- **WRITTEN INSTRUCTION**: Copy out, exactly as written, only the line containing "Convert this document image to plain text." and the lines after it through the end of the records.

- **PROVIDED DATA**:
--------------------------------------------------
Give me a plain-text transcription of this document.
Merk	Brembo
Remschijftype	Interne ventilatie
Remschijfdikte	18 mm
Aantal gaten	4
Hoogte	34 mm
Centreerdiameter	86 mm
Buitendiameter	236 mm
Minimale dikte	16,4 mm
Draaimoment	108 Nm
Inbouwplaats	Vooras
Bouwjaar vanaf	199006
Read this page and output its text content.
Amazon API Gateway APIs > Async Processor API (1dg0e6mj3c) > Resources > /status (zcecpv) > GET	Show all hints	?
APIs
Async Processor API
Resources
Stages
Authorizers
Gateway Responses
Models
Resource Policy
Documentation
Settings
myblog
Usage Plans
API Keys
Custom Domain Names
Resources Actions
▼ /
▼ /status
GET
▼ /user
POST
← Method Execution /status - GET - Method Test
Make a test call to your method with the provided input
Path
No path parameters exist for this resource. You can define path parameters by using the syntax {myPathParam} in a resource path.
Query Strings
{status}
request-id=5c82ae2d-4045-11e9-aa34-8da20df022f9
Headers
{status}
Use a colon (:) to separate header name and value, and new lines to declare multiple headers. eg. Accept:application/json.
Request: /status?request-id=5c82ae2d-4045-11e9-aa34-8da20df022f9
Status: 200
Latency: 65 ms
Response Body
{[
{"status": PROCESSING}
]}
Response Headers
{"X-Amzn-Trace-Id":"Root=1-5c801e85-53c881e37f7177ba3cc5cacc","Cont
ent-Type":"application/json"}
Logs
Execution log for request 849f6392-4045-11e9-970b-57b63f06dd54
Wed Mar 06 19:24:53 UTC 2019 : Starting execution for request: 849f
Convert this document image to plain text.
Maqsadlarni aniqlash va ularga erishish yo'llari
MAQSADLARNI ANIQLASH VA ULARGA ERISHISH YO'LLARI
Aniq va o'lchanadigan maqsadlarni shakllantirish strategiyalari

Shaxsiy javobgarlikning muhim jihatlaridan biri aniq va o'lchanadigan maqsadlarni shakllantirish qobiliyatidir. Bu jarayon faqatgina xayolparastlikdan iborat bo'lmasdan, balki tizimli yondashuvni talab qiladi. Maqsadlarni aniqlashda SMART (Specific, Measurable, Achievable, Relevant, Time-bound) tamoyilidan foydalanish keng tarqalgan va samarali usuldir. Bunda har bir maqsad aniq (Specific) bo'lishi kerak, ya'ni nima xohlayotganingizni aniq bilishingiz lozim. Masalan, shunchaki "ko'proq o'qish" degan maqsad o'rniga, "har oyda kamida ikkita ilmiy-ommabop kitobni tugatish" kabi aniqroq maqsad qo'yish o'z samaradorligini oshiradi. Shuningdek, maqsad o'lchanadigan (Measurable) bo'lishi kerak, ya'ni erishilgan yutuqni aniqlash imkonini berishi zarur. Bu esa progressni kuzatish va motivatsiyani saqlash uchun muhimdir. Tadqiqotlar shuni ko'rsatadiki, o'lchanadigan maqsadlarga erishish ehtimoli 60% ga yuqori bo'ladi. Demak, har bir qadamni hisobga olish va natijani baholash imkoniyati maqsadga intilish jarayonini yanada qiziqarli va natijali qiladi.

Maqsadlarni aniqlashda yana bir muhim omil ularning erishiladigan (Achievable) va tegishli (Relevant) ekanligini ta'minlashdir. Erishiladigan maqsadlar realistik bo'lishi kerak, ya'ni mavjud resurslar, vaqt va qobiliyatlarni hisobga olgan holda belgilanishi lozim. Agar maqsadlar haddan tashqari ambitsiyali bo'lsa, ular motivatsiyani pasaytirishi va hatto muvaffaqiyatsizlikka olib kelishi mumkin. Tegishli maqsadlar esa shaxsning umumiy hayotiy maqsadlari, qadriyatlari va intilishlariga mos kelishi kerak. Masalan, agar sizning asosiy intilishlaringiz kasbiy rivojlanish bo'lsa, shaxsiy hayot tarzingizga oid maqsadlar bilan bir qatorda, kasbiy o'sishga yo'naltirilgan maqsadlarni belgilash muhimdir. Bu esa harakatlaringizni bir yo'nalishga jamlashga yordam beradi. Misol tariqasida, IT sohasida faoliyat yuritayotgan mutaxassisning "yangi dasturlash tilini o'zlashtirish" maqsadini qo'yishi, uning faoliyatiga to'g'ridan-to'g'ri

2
--------------------------------------------------
- **ANSWER IN FULL**:
Convert this document image to plain text.
Maqsadlarni aniqlash va ularga erishish yo'llari
MAQSADLARNI ANIQLASH VA ULARGA ERISHISH YO'LLARI
Aniq va o'lchanadigan maqsadlarni shakllantirish strategiyalari

Shaxsiy javobgarlikning muhim jihatlaridan biri aniq va o'lchanadigan maqsadlarni shakllantirish qobiliyatidir. Bu jarayon faqatgina xayolparastlikdan iborat bo'lmasdan, balki tizimli yondashuvni talab qiladi. Maqsadlarni aniqlashda SMART (Specific, Measurable, Achievable, Relevant, Time-bound) tamoyilidan foydalanish keng tarqalgan va samarali usuldir. Bunda har bir maqsad aniq (Specific) bo'lishi kerak, ya'ni nima xohlayotganingizni aniq bilishingiz lozim. Masalan, shunchaki "ko'proq o'qish" degan maqsad o'rniga, "har oyda kamida ikkita ilmiy-ommabop kitobni tugatish" kabi aniqroq maqsad qo'yish o'z samaradorligini oshiradi. Shuningdek, maqsad o'lchanadigan (Measurable) bo'lishi kerak, ya'ni erishilgan yutuqni aniqlash imkonini berishi zarur. Bu esa progressni kuzatish va motivatsiyani saqlash uchun muhimdir. Tadqiqotlar shuni ko'rsatadiki, o'lchanadigan maqsadlarga erishish ehtimoli 60% ga yuqori bo'ladi. Demak, har bir qadamni hisobga olish va natijani baholash imkoniyati maqsadga intilish jarayonini yanada qiziqarli va natijali qiladi.

Maqsadlarni aniqlashda yana bir muhim omil ularning erishiladigan (Achievable) va tegishli (Relevant) ekanligini ta'minlashdir. Erishiladigan maqsadlar realistik bo'lishi kerak, ya'ni mavjud resurslar, vaqt va qobiliyatlarni hisobga olgan holda belgilanishi lozim. Agar maqsadlar haddan tashqari ambitsiyali bo'lsa, ular motivatsiyani pasaytirishi va hatto muvaffaqiyatsizlikka olib kelishi mumkin. Tegishli maqsadlar esa shaxsning umumiy hayotiy maqsadlari, qadriyatlari va intilishlariga mos kelishi kerak. Masalan, agar sizning asosiy intilishlaringiz kasbiy rivojlanish bo'lsa, shaxsiy hayot tarzingizga oid maqsadlar bilan bir qatorda, kasbiy o'sishga yo'naltirilgan maqsadlarni belgilash muhimdir. Bu esa harakatlaringizni bir yo'nalishga jamlashga yordam beradi. Misol tariqasida, IT sohasida faoliyat yuritayotgan mutaxassisning "yangi dasturlash tilini o'zlashtirish" maqsadini qo'yishi, uning faoliyatiga to'g'ridan-to'g'ri

2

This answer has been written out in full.